**WHAT IS REQUIRED**. Retype each line of the material below precisely as it appears, leaving out the pictures.

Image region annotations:
○ ○ ○ ○

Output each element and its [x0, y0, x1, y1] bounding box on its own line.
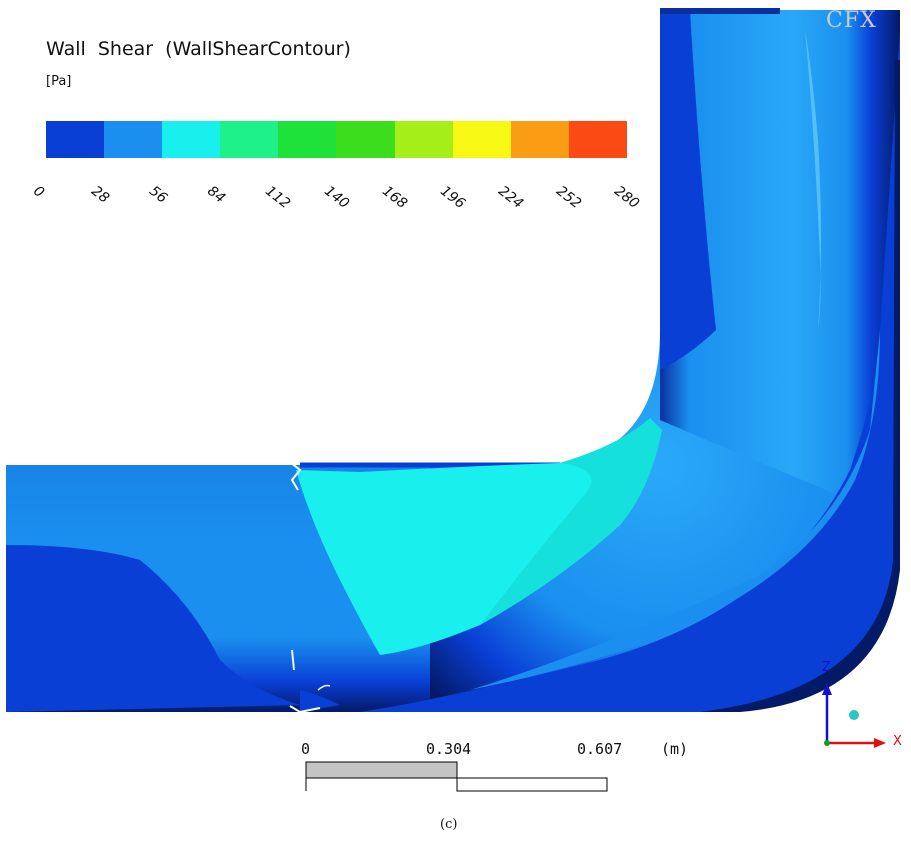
- color-bar-segment: [336, 121, 395, 158]
- cfx-watermark: CFX: [826, 8, 877, 33]
- legend-unit: [Pa]: [46, 74, 72, 89]
- low-shear-region-lower-left: [6, 545, 300, 712]
- scale-unit: (m): [661, 740, 689, 758]
- color-bar-segment: [162, 121, 221, 158]
- weld-seam-bottom: [289, 705, 321, 714]
- figure-caption: (c): [440, 817, 458, 832]
- high-shear-region: [296, 418, 662, 655]
- scale-label-0: 0: [301, 740, 311, 758]
- scale-label-mid: 0.304: [426, 740, 472, 758]
- seam-mark: [291, 649, 295, 671]
- seam-mark-2: [317, 684, 331, 691]
- color-bar-segment: [452, 121, 511, 158]
- axis-triad: [822, 683, 886, 748]
- pipe-top-edge: [660, 8, 780, 14]
- color-bar-segment: [46, 121, 105, 158]
- color-bar: [46, 121, 627, 158]
- vertical-leg: [660, 10, 900, 520]
- color-bar-segment: [104, 121, 163, 158]
- color-bar-segment: [394, 121, 453, 158]
- color-bar-segment: [510, 121, 569, 158]
- color-bar-segment: [220, 121, 279, 158]
- z-axis-label: Z: [822, 660, 831, 675]
- specular-highlight: [805, 30, 821, 330]
- scale-bar: [305, 761, 608, 792]
- color-bar-segment: [278, 121, 337, 158]
- low-shear-band-right-edge: [360, 30, 900, 712]
- low-shear-region-bottom: [300, 690, 340, 712]
- low-shear-band-left-edge: [660, 10, 716, 370]
- scale-label-end: 0.607: [577, 740, 623, 758]
- high-shear-shading: [480, 418, 662, 625]
- x-axis-label: X: [893, 734, 902, 749]
- color-bar-segment: [568, 121, 627, 158]
- legend-title: Wall Shear (WallShearContour): [46, 38, 351, 60]
- mid-shear-strip: [470, 330, 880, 690]
- weld-seam-top: [289, 461, 302, 491]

○ ○ ○ ○

**WRITTEN SOLUTION**.
Output each element and its [x0, y0, x1, y1] bounding box on its own line.
- color-bar-segment: [336, 121, 395, 158]
- cfx-watermark: CFX: [826, 8, 877, 33]
- legend-unit: [Pa]: [46, 74, 72, 89]
- low-shear-region-lower-left: [6, 545, 300, 712]
- scale-unit: (m): [661, 740, 689, 758]
- color-bar-segment: [162, 121, 221, 158]
- weld-seam-bottom: [289, 705, 321, 714]
- figure-caption: (c): [440, 817, 458, 832]
- high-shear-region: [296, 418, 662, 655]
- scale-label-0: 0: [301, 740, 311, 758]
- scale-label-mid: 0.304: [426, 740, 472, 758]
- seam-mark: [291, 649, 295, 671]
- seam-mark-2: [317, 684, 331, 691]
- color-bar-segment: [452, 121, 511, 158]
- axis-triad: [822, 683, 886, 748]
- pipe-top-edge: [660, 8, 780, 14]
- color-bar-segment: [46, 121, 105, 158]
- color-bar: [46, 121, 627, 158]
- vertical-leg: [660, 10, 900, 520]
- color-bar-segment: [104, 121, 163, 158]
- color-bar-segment: [394, 121, 453, 158]
- color-bar-segment: [510, 121, 569, 158]
- color-bar-segment: [220, 121, 279, 158]
- z-axis-label: Z: [822, 660, 831, 675]
- specular-highlight: [805, 30, 821, 330]
- scale-bar: [305, 761, 608, 792]
- color-bar-segment: [278, 121, 337, 158]
- low-shear-band-right-edge: [360, 30, 900, 712]
- low-shear-region-bottom: [300, 690, 340, 712]
- low-shear-band-left-edge: [660, 10, 716, 370]
- scale-label-end: 0.607: [577, 740, 623, 758]
- high-shear-shading: [480, 418, 662, 625]
- x-axis-label: X: [893, 734, 902, 749]
- color-bar-segment: [568, 121, 627, 158]
- legend-title: Wall Shear (WallShearContour): [46, 38, 351, 60]
- mid-shear-strip: [470, 330, 880, 690]
- weld-seam-top: [289, 461, 302, 491]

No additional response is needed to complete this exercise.